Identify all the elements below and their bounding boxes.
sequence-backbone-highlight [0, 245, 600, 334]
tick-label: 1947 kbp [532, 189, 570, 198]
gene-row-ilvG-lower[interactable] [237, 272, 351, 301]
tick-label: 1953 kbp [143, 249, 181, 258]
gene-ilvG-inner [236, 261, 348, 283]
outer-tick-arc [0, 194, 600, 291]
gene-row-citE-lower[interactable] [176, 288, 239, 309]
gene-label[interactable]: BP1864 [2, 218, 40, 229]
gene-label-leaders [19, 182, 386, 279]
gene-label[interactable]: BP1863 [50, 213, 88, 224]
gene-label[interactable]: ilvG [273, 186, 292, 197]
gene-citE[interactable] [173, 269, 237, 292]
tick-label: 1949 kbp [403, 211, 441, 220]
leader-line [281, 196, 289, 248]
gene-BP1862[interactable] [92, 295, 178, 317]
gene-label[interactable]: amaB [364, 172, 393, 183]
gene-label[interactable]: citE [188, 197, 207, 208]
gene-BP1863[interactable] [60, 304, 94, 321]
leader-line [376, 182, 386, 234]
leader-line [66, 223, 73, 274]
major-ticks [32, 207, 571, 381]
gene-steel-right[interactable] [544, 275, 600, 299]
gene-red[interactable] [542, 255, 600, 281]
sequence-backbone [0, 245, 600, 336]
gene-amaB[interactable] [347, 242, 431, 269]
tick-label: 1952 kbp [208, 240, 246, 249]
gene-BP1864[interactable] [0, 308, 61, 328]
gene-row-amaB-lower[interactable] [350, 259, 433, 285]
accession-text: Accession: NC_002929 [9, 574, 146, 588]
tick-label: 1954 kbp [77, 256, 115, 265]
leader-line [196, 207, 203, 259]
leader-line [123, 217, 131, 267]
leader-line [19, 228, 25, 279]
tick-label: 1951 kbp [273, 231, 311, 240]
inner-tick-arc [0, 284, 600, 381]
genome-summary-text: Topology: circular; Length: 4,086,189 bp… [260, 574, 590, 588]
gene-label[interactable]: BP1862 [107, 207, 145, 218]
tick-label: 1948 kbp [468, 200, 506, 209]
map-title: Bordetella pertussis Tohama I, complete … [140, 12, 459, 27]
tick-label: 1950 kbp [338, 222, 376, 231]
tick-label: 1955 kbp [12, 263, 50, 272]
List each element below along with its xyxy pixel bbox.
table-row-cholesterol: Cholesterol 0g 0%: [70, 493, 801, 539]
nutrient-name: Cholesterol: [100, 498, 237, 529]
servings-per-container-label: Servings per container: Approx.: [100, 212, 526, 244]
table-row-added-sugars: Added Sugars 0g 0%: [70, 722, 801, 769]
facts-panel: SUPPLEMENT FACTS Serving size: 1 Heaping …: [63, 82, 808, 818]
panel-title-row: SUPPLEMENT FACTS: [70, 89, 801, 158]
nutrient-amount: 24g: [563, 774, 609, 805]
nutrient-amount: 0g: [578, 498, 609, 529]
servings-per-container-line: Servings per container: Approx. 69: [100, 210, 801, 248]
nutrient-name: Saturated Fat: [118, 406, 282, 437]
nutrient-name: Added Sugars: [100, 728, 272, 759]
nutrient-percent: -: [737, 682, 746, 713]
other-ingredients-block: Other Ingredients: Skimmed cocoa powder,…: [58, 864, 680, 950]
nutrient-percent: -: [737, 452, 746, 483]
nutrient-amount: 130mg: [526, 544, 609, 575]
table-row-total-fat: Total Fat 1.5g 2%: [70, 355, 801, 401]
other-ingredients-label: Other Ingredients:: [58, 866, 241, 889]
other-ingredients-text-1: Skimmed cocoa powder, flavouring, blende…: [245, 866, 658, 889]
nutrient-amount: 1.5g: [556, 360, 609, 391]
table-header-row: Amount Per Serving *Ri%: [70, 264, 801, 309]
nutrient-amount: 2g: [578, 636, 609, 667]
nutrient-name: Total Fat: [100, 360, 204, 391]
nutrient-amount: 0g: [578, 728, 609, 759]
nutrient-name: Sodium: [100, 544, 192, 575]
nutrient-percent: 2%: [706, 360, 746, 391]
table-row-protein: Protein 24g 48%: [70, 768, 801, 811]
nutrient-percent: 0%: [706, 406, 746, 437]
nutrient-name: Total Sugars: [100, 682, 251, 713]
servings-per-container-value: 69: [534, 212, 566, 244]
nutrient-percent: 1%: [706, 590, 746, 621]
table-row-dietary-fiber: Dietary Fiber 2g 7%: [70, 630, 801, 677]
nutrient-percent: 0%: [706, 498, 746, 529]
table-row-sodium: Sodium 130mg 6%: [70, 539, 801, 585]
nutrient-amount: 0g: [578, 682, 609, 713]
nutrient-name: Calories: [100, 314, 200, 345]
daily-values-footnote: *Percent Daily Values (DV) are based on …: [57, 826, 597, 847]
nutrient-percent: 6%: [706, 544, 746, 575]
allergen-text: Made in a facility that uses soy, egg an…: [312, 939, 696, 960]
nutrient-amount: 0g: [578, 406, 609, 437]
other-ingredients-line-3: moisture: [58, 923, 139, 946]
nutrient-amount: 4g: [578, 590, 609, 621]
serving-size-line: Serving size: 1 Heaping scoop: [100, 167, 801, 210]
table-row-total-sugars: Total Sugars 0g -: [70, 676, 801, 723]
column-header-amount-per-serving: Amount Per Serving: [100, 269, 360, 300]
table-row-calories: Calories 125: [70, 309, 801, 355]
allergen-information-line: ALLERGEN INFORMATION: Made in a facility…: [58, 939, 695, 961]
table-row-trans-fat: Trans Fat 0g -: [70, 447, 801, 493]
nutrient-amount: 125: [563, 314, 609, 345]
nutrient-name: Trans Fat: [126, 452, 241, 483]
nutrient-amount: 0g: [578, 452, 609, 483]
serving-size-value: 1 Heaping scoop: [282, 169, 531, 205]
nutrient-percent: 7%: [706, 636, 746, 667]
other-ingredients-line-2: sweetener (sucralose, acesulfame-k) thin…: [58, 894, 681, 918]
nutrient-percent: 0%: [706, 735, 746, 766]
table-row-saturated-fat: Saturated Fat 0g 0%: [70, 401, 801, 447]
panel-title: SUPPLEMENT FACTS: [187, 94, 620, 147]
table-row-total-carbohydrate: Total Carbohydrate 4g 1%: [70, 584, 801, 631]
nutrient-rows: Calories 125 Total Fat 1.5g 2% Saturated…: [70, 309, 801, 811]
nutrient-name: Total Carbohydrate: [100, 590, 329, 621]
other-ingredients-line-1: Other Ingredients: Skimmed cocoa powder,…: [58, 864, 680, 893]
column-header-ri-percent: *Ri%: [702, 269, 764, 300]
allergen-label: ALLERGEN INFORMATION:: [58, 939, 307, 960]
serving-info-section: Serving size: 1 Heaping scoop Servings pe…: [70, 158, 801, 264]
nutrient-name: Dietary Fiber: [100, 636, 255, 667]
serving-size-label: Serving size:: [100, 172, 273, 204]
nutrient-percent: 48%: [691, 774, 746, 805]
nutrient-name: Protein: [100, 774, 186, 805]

_WHAT NEEDS TO BE DONE_. Show each line in the entries that holds the string "Trans".

_TASK RESULT_.
table-row-trans-fat: Trans Fat 0g -: [70, 447, 801, 493]
nutrient-name: Trans Fat: [126, 452, 241, 483]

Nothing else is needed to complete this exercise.